(Records from a data collection)
□ □ □

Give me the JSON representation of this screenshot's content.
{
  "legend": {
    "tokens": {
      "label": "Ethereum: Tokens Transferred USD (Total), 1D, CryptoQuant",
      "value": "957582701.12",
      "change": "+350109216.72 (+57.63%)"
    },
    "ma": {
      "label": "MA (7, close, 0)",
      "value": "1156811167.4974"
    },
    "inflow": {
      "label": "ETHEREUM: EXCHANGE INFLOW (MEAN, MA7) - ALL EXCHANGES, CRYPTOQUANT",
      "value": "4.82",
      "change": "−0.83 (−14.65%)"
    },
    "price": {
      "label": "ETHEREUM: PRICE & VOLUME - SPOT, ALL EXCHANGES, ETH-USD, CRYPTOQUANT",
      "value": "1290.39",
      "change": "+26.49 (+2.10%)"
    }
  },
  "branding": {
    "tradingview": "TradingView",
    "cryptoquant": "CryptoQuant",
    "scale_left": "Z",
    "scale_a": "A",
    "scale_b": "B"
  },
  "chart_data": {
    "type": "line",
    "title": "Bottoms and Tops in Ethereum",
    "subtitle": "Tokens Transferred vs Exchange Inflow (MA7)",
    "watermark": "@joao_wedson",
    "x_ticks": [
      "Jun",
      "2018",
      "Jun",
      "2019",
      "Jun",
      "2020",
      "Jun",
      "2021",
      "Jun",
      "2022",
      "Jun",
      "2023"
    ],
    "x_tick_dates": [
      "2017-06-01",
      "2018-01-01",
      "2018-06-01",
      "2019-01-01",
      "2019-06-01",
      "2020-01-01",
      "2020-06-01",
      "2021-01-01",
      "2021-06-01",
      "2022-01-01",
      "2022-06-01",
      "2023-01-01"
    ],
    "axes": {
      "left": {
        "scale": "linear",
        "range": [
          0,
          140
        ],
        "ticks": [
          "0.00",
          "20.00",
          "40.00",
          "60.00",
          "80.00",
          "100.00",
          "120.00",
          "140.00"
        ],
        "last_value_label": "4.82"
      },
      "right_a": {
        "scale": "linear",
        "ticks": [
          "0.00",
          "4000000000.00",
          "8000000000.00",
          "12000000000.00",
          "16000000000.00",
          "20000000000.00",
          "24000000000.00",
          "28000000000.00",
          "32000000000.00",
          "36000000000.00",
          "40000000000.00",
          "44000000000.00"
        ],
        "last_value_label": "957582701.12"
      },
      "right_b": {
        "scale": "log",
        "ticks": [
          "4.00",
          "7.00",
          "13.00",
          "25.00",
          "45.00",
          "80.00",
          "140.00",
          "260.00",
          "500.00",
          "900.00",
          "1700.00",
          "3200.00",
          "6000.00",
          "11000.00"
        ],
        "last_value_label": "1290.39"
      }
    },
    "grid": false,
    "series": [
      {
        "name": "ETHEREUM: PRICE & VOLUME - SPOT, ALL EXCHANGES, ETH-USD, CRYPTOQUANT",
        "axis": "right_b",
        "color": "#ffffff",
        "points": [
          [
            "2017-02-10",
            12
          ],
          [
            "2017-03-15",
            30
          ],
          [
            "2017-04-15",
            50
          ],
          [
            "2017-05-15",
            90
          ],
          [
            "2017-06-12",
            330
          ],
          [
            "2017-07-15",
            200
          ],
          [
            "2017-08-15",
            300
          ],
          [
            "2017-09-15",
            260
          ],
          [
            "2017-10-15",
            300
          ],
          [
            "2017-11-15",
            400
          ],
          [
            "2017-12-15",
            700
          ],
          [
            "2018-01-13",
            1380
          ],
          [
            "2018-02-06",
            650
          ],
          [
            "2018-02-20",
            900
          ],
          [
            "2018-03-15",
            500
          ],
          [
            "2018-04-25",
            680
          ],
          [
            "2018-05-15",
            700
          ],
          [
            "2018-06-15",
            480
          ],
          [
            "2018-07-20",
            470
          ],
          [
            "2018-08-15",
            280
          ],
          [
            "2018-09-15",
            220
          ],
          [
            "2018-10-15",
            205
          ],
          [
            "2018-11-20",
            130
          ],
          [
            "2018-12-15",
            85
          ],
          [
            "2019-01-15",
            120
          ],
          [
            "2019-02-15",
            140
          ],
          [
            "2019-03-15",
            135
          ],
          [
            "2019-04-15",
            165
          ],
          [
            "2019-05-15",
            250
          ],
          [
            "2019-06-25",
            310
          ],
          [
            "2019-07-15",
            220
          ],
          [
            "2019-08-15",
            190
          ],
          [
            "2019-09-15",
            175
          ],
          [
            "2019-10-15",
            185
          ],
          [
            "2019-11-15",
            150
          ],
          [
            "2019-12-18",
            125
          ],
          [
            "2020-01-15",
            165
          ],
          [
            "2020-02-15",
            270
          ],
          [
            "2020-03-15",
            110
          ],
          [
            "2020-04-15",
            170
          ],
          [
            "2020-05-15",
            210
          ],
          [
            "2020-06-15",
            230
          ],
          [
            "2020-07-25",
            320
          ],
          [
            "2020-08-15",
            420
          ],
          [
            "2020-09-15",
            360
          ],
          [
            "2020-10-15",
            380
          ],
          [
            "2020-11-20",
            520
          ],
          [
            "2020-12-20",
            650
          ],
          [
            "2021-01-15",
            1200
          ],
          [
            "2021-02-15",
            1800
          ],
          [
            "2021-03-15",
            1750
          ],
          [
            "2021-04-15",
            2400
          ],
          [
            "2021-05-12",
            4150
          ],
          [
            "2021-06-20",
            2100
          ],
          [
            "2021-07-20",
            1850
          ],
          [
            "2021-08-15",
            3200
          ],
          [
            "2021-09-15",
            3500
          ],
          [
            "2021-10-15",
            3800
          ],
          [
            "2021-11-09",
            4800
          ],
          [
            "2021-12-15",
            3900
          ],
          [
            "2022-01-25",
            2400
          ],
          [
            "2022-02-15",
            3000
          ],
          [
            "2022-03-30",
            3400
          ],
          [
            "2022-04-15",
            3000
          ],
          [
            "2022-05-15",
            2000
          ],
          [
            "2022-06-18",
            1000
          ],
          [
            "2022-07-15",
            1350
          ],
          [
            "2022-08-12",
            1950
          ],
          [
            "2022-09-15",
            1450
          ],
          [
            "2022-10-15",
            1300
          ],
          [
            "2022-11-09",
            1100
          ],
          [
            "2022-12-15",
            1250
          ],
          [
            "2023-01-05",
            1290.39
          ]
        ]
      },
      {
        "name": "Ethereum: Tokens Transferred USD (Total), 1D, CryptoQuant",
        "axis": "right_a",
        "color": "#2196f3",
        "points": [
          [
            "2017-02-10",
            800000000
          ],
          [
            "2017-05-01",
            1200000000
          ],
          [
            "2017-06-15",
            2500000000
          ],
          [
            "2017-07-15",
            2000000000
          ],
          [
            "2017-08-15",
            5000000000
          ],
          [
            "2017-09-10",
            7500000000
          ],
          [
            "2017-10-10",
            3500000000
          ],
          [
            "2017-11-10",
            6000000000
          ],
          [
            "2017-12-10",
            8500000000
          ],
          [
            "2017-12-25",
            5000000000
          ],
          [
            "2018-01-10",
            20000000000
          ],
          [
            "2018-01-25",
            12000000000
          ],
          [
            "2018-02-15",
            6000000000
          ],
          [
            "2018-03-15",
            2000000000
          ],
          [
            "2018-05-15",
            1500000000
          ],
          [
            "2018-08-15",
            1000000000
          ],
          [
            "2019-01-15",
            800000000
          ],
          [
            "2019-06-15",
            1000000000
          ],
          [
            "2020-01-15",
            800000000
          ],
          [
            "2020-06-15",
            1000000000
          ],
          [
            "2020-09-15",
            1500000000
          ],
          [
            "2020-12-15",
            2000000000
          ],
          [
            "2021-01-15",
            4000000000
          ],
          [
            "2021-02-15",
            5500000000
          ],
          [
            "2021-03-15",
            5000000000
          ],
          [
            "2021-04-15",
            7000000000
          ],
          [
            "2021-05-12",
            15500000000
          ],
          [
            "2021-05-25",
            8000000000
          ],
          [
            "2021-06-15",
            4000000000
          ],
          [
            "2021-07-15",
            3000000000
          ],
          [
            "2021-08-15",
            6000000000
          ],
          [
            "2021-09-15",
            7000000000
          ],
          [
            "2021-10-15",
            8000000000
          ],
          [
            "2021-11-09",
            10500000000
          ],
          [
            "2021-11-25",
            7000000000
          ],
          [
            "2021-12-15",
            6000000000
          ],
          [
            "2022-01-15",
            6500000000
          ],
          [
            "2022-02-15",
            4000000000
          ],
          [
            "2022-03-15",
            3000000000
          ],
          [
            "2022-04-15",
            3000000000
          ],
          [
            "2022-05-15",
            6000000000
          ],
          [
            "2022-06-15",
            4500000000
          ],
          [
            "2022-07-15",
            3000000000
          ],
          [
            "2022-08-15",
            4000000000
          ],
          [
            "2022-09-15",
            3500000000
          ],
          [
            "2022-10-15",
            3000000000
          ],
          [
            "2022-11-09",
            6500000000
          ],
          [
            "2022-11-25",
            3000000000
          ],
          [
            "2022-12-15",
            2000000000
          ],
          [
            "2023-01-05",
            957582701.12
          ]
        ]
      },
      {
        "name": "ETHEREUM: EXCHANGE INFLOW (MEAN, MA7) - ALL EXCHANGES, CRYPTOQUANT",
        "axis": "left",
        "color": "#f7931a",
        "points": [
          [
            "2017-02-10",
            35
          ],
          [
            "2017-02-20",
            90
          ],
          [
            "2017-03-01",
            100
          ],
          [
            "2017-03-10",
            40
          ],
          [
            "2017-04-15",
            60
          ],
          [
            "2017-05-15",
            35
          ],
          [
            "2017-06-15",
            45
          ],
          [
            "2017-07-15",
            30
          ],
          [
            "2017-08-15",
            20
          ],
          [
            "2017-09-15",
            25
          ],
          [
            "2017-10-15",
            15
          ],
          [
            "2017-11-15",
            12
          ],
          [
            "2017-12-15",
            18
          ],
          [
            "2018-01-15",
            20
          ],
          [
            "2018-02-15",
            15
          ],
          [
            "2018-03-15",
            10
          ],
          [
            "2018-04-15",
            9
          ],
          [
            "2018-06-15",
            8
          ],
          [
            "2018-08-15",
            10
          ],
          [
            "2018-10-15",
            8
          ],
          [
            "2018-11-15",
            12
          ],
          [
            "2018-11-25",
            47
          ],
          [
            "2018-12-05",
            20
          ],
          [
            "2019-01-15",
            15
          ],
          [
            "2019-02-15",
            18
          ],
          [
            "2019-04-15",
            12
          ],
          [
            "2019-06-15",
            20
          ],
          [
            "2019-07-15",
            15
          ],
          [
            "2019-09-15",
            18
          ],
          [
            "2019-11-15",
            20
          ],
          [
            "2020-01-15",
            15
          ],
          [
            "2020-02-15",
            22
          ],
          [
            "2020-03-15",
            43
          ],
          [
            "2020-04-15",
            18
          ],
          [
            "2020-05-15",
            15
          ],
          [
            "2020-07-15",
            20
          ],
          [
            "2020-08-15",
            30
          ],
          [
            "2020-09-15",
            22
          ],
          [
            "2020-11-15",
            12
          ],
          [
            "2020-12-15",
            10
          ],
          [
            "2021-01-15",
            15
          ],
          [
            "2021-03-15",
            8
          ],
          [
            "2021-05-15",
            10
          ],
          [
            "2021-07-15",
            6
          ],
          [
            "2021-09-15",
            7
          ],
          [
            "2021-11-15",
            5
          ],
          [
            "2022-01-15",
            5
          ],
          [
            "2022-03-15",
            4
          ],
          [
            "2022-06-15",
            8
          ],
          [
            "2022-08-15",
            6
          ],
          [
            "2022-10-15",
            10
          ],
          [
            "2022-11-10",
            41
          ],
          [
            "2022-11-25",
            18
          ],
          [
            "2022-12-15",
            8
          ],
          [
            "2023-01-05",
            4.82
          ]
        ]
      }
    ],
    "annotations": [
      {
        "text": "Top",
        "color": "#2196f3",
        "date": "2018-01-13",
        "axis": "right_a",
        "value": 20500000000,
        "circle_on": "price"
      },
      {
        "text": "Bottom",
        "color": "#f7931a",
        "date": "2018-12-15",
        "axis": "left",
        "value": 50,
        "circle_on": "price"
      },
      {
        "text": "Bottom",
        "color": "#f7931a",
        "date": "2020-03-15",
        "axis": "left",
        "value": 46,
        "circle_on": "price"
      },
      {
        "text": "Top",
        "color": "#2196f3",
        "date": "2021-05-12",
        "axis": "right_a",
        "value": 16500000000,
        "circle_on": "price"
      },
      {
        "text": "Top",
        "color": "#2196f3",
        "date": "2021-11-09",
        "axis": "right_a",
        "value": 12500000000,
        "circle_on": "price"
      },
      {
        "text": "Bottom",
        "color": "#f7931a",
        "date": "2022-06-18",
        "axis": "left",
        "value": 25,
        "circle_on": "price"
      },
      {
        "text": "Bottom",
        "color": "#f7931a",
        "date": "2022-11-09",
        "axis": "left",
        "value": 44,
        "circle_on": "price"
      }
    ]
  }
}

□ □ □

§ REQUEST: Write down only how many lines in the listing contain the word "VOLUME".

§ OUTPUT: 2